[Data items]
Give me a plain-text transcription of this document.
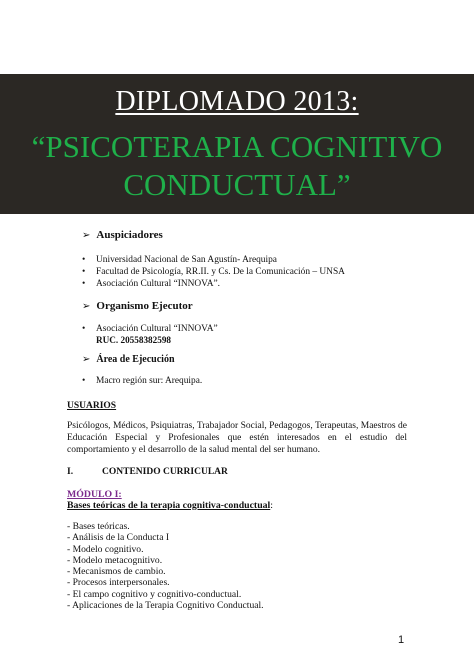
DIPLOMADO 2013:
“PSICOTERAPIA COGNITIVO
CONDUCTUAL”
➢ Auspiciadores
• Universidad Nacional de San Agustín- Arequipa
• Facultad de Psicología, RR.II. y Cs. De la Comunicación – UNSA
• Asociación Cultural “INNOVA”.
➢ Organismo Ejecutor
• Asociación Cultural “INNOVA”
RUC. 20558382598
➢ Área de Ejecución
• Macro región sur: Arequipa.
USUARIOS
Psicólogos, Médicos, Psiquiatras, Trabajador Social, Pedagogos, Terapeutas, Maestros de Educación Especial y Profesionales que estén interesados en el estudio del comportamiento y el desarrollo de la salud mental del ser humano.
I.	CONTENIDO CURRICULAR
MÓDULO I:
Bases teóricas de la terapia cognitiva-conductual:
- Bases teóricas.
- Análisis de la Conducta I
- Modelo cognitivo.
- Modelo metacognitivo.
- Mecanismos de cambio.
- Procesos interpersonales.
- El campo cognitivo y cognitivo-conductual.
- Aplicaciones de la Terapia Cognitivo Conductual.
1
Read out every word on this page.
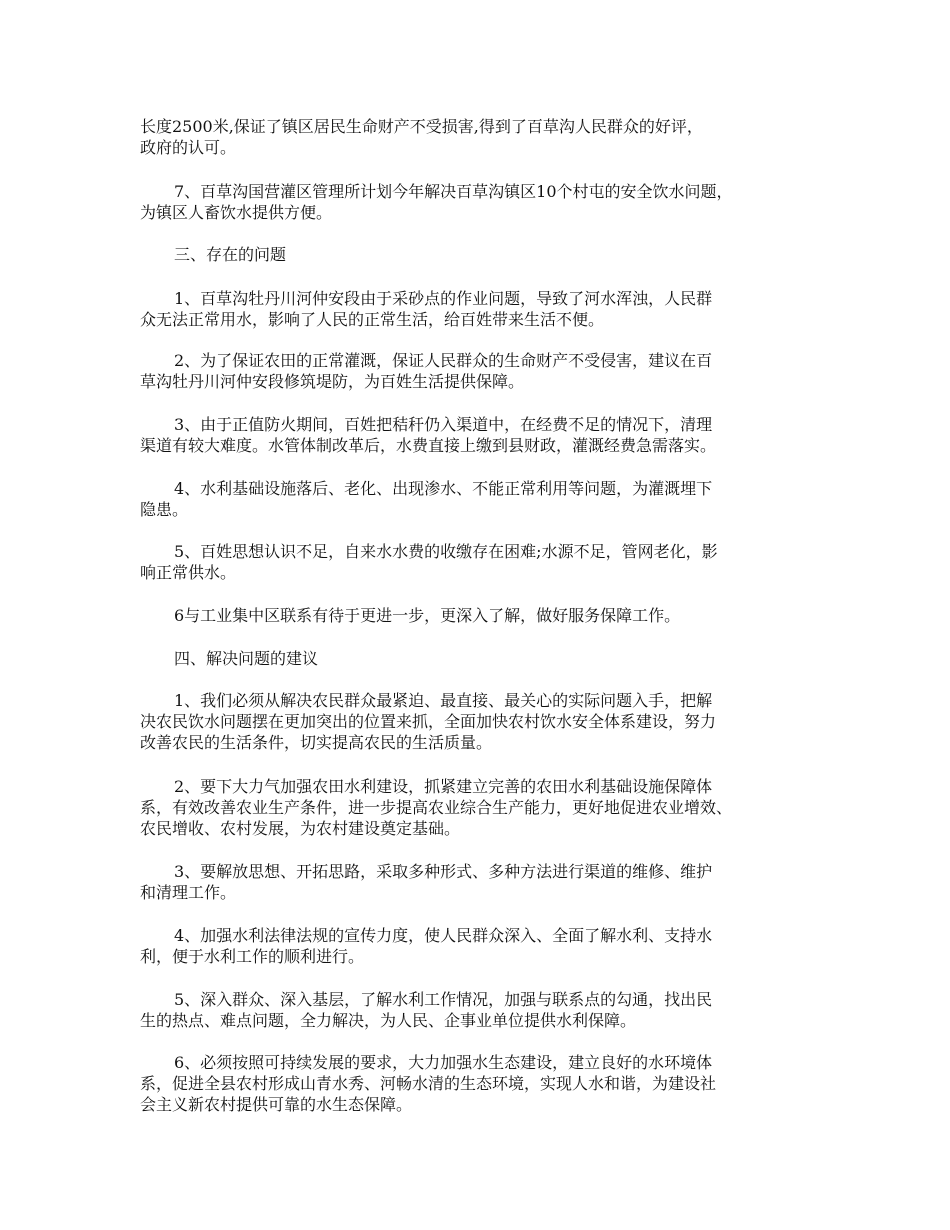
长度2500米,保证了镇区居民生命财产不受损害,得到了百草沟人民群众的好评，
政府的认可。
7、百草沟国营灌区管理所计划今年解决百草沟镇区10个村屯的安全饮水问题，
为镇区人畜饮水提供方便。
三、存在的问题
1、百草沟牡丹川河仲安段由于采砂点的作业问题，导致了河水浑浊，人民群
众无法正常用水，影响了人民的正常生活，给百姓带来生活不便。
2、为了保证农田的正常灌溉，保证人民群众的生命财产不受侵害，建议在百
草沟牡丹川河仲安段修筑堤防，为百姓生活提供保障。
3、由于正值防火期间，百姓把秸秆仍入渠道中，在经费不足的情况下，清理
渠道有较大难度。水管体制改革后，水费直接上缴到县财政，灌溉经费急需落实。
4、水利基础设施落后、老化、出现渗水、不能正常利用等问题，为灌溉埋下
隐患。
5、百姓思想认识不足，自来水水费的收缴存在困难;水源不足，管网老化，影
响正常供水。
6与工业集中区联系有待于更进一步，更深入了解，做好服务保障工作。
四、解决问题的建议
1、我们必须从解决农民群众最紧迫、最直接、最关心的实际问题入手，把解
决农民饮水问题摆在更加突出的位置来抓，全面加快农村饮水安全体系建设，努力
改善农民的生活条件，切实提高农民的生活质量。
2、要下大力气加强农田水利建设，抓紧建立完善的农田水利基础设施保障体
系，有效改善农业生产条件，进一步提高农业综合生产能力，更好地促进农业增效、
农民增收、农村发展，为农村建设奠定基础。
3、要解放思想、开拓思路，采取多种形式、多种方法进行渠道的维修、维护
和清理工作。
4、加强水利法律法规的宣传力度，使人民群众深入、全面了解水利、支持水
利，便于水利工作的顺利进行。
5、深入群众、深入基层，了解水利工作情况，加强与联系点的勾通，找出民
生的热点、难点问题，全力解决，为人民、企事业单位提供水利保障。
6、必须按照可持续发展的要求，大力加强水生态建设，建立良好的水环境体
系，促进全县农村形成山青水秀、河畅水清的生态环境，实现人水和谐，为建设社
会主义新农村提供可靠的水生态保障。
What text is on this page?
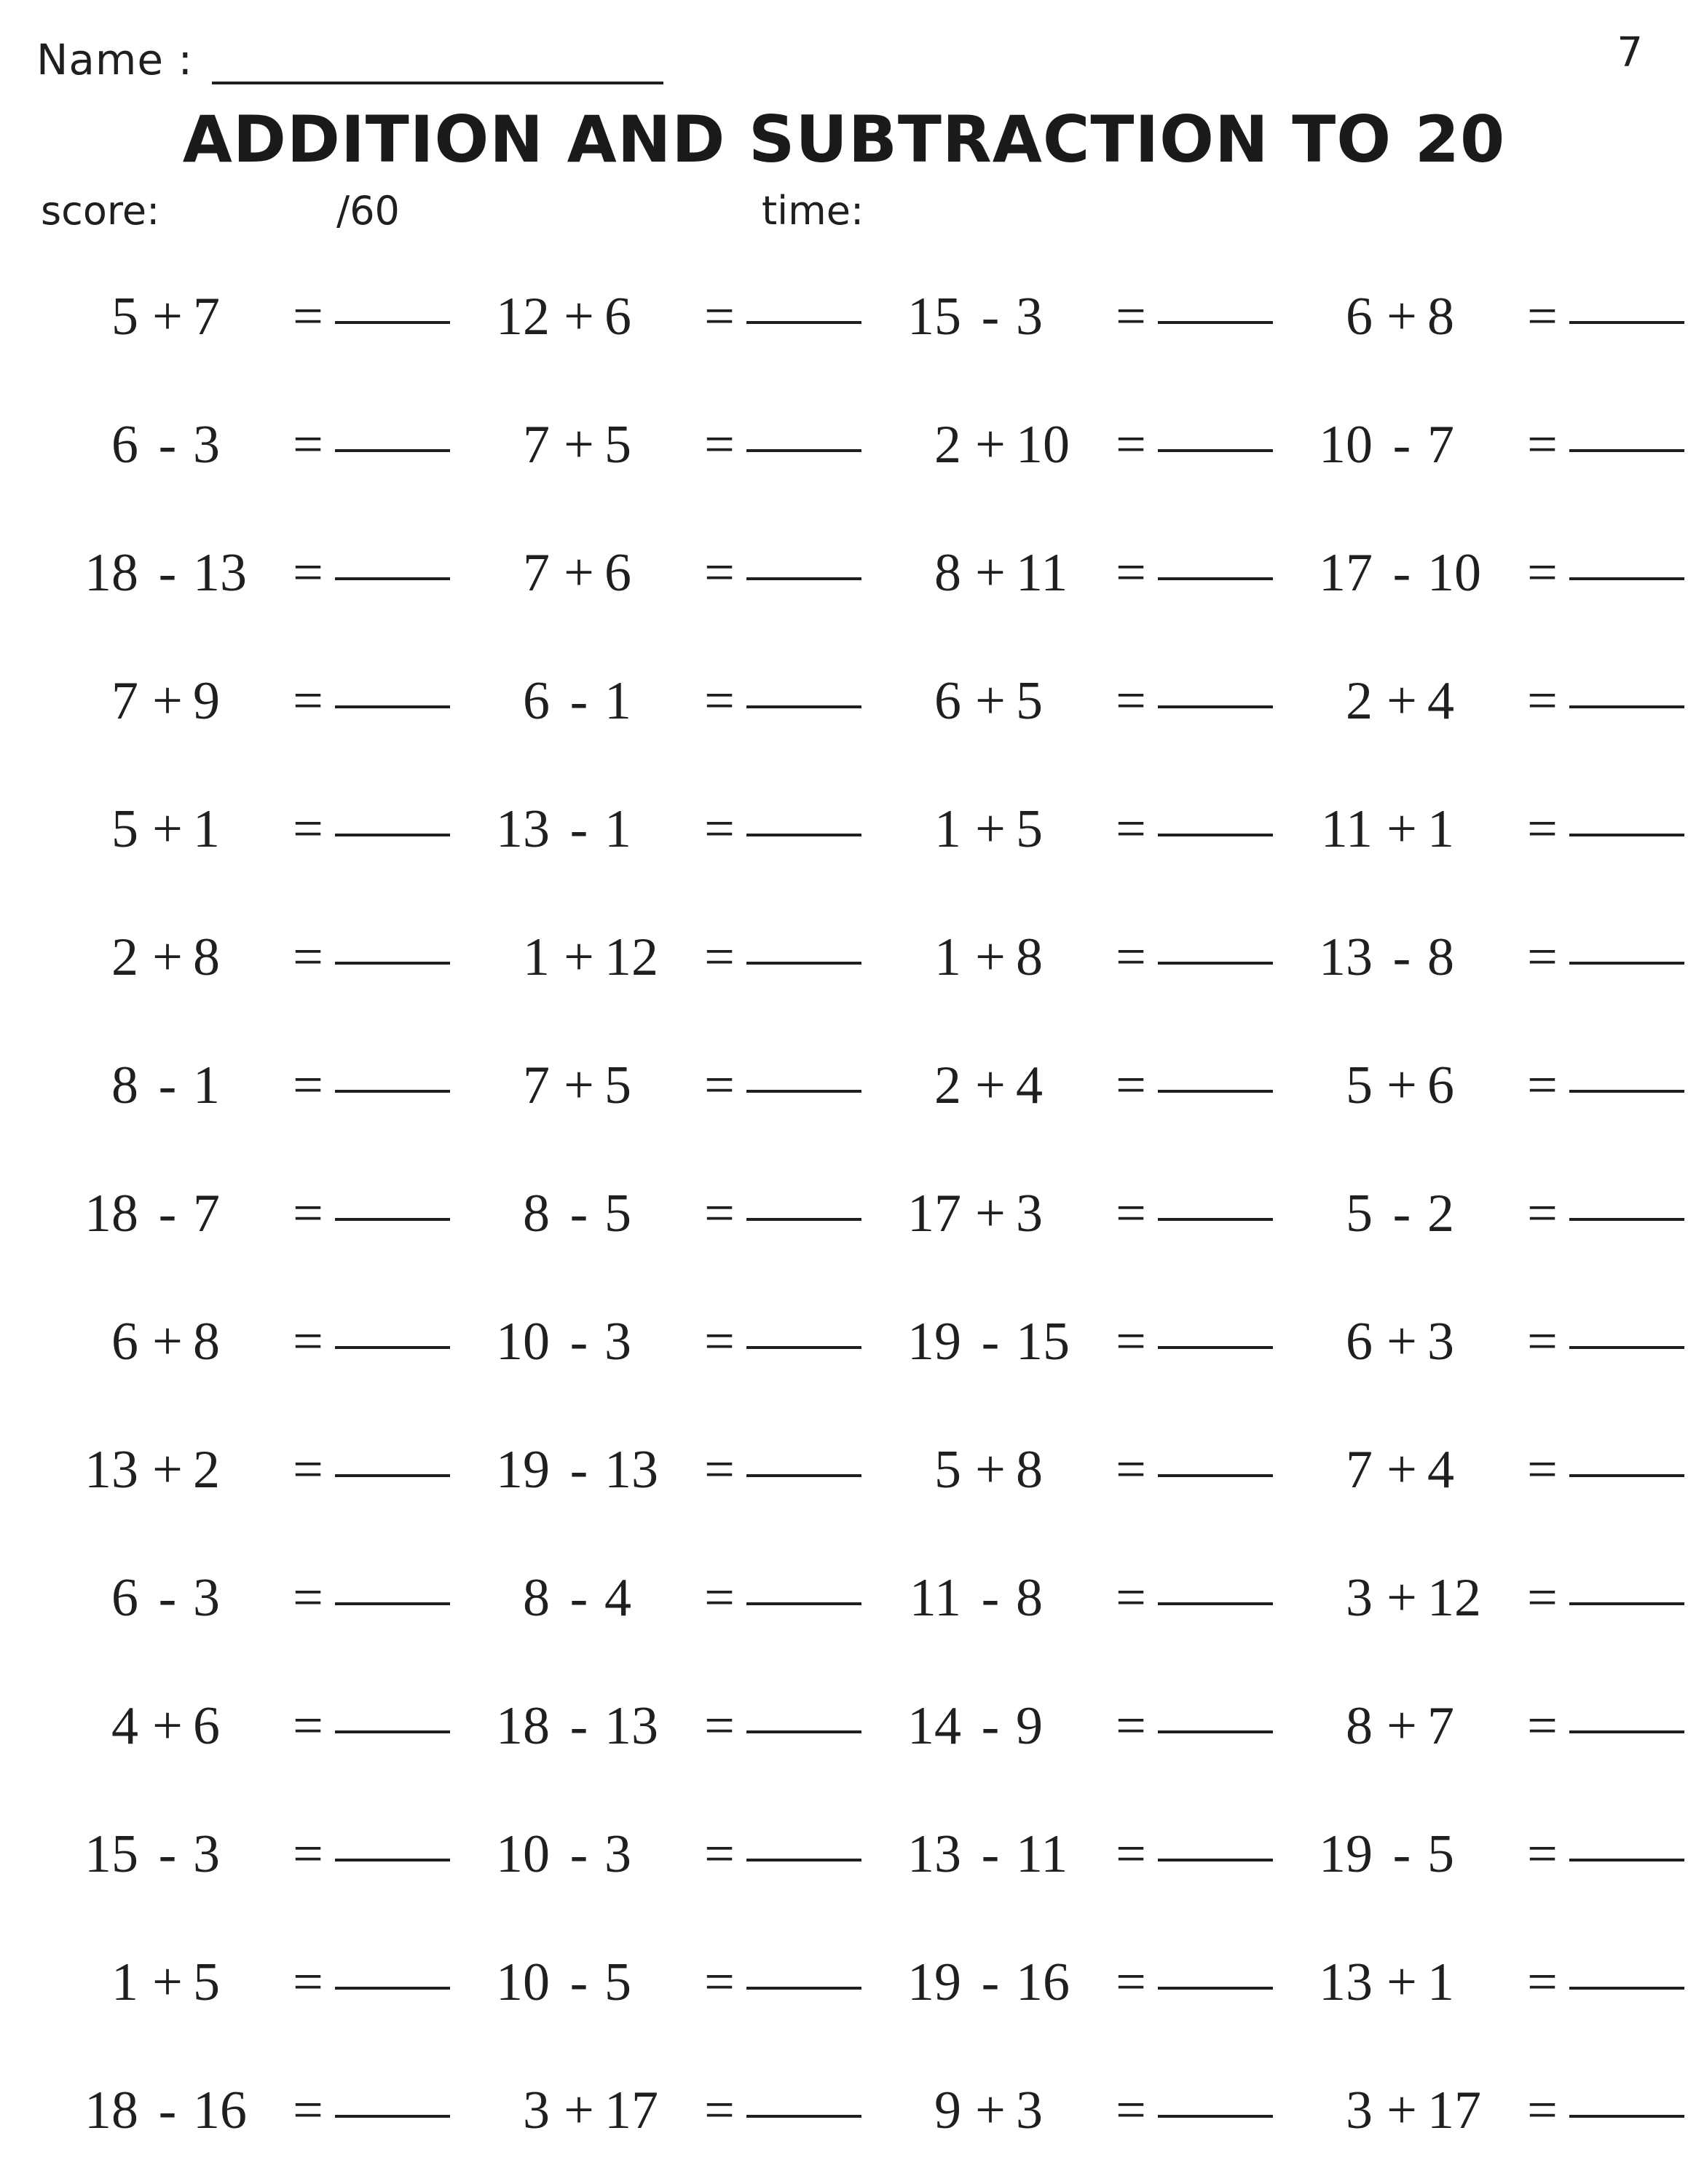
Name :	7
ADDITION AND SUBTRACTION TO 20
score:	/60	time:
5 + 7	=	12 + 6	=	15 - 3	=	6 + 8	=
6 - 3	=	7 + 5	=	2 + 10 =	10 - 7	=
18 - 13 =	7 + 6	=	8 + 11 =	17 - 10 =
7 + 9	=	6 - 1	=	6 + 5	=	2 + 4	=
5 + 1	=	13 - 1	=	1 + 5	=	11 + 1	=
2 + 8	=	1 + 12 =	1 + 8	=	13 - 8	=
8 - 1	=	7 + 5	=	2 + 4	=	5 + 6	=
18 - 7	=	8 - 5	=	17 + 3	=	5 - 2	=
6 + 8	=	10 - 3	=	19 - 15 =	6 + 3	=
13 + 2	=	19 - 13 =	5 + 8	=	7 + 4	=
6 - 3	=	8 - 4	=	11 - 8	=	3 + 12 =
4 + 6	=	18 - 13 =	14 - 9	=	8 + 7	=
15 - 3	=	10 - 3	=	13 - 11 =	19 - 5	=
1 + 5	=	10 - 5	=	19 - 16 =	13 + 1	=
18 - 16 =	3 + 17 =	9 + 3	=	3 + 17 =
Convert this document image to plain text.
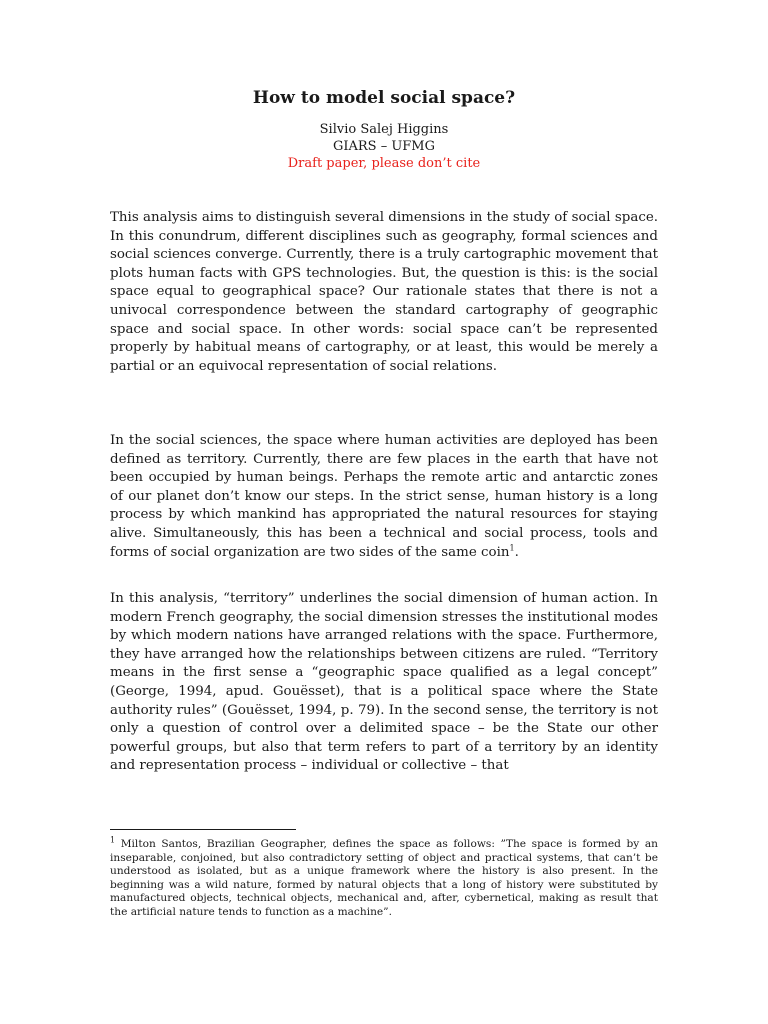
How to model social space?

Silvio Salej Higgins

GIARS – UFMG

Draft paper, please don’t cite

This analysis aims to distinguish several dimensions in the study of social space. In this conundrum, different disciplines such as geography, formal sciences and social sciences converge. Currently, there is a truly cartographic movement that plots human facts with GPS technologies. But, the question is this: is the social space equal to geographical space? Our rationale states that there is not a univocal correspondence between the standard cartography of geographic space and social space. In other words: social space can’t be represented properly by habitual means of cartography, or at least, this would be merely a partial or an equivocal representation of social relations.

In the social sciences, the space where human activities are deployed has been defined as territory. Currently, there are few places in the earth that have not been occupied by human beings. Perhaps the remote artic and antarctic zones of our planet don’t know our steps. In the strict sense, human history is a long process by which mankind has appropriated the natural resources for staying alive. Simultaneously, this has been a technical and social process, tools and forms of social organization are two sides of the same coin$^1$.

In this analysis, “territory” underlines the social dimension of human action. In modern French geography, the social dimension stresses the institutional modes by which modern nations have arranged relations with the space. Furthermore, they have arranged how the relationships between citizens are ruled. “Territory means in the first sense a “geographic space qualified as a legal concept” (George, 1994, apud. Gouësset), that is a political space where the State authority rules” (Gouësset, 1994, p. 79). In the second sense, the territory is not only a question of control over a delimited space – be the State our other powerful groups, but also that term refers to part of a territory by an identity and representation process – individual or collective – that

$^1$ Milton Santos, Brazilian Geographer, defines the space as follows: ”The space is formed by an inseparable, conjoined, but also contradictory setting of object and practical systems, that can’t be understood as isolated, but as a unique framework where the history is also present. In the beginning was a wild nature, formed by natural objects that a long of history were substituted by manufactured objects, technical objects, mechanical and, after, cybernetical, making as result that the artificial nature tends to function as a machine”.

• Exercise
Extract each line holding the word "INNOVA" from the records.

• Result of the task
• Asociación Cultural “INNOVA”.
• Asociación Cultural “INNOVA”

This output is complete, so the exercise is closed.